To do =>
Look below and pull out each line with the word "text".

Material for the task =>
....

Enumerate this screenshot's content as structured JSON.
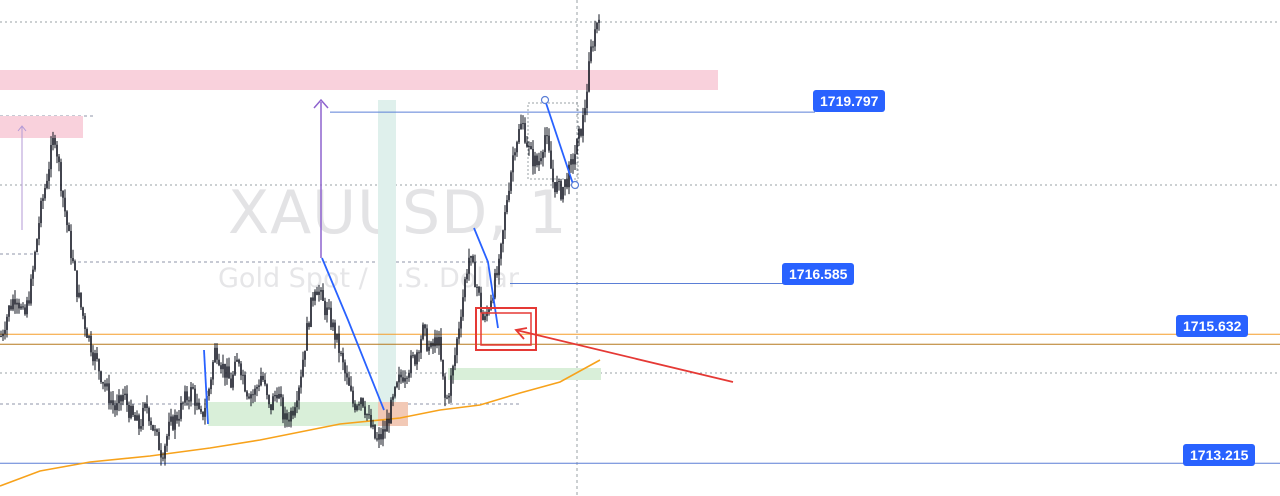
{
  "watermark": {
    "symbol": "XAUUSD, 1",
    "description": "Gold Spot / U.S. Dollar"
  },
  "price_labels": [
    {
      "value": "1719.797",
      "color": "#2962ff"
    },
    {
      "value": "1716.585",
      "color": "#2962ff"
    },
    {
      "value": "1715.632",
      "color": "#2962ff"
    },
    {
      "value": "1713.215",
      "color": "#2962ff"
    }
  ],
  "colors": {
    "candle": "#131722",
    "pattern_line": "#2962ff",
    "moving_average": "#f7a21b",
    "horizontal_line": "#f59d2a",
    "supply_zone": "#f9d1dc",
    "demand_zone": "#d9efd9",
    "highlight_box": "#e53935",
    "measure_arrow": "#8e63ce"
  },
  "chart_data": {
    "type": "candlestick",
    "symbol": "XAUUSD",
    "timeframe": "1",
    "ylim": [
      1712.6,
      1721.9
    ],
    "key_levels": [
      1719.797,
      1716.585,
      1715.632,
      1713.215
    ],
    "close_path": [
      1715.6,
      1716.1,
      1716.4,
      1715.9,
      1716.6,
      1717.8,
      1718.6,
      1719.4,
      1718.3,
      1717.3,
      1716.4,
      1715.8,
      1715.3,
      1714.9,
      1714.5,
      1714.2,
      1714.5,
      1714.1,
      1713.9,
      1714.3,
      1713.8,
      1713.4,
      1713.9,
      1714.1,
      1714.4,
      1714.6,
      1714.0,
      1714.5,
      1715.4,
      1715.0,
      1714.7,
      1715.2,
      1714.6,
      1714.5,
      1714.9,
      1714.2,
      1714.6,
      1714.0,
      1714.2,
      1714.8,
      1715.8,
      1716.6,
      1716.2,
      1715.9,
      1715.4,
      1714.8,
      1714.3,
      1714.5,
      1714.0,
      1713.6,
      1713.8,
      1714.3,
      1714.8,
      1715.0,
      1715.2,
      1715.7,
      1715.3,
      1715.6,
      1714.3,
      1715.0,
      1716.1,
      1717.1,
      1716.6,
      1715.8,
      1716.4,
      1716.9,
      1718.2,
      1719.2,
      1719.6,
      1719.0,
      1718.8,
      1719.4,
      1718.5,
      1718.3,
      1718.6,
      1719.1,
      1719.7,
      1721.0,
      1721.7
    ]
  }
}
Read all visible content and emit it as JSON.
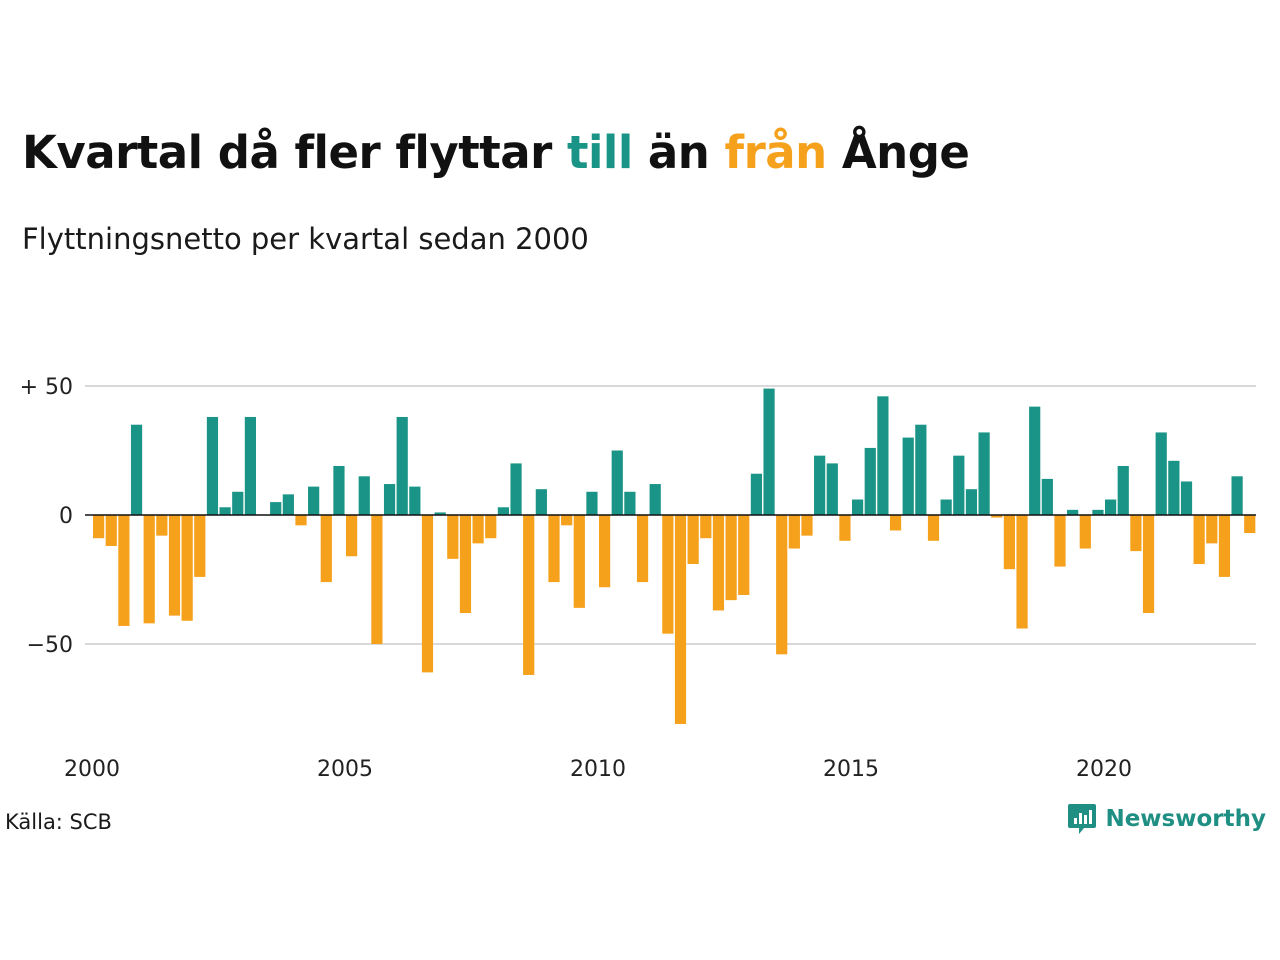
{
  "header": {
    "title_parts": [
      {
        "text": "Kvartal då fler flyttar ",
        "color": "#111111"
      },
      {
        "text": "till",
        "color": "#1a9486"
      },
      {
        "text": " än ",
        "color": "#111111"
      },
      {
        "text": "från",
        "color": "#f5a11c"
      },
      {
        "text": " Ånge",
        "color": "#111111"
      }
    ],
    "subtitle": "Flyttningsnetto per kvartal sedan 2000"
  },
  "footer": {
    "source": "Källa: SCB",
    "brand": "Newsworthy",
    "brand_icon": "newsworthy-logo-icon"
  },
  "colors": {
    "positive": "#1a9486",
    "negative": "#f5a11c",
    "grid": "#d9d9d9",
    "zero_line": "#111111"
  },
  "chart_data": {
    "type": "bar",
    "title": "Kvartal då fler flyttar till än från Ånge",
    "subtitle": "Flyttningsnetto per kvartal sedan 2000",
    "xlabel": "",
    "ylabel": "",
    "ylim": [
      -85,
      55
    ],
    "y_ticks": [
      {
        "value": 50,
        "label": "+ 50"
      },
      {
        "value": 0,
        "label": "0"
      },
      {
        "value": -50,
        "label": "−50"
      }
    ],
    "x_ticks": [
      "2000",
      "2005",
      "2010",
      "2015",
      "2020"
    ],
    "grid": true,
    "start_year": 2000,
    "quarters_per_year": 4,
    "values": [
      -9,
      -12,
      -43,
      35,
      -42,
      -8,
      -39,
      -41,
      -24,
      38,
      3,
      9,
      38,
      0,
      5,
      8,
      -4,
      11,
      -26,
      19,
      -16,
      15,
      -50,
      12,
      38,
      11,
      -61,
      1,
      -17,
      -38,
      -11,
      -9,
      3,
      20,
      -62,
      10,
      -26,
      -4,
      -36,
      9,
      -28,
      25,
      9,
      -26,
      12,
      -46,
      -81,
      -19,
      -9,
      -37,
      -33,
      -31,
      16,
      49,
      -54,
      -13,
      -8,
      23,
      20,
      -10,
      6,
      26,
      46,
      -6,
      30,
      35,
      -10,
      6,
      23,
      10,
      32,
      -1,
      -21,
      -44,
      42,
      14,
      -20,
      2,
      -13,
      2,
      6,
      19,
      -14,
      -38,
      32,
      21,
      13,
      -19,
      -11,
      -24,
      15,
      -7
    ]
  }
}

....

Reply to the task =>
        "text": "Kvartal då fler flyttar ",
        "text": "till",
        "text": " än ",
        "text": "från",
        "text": " Ånge",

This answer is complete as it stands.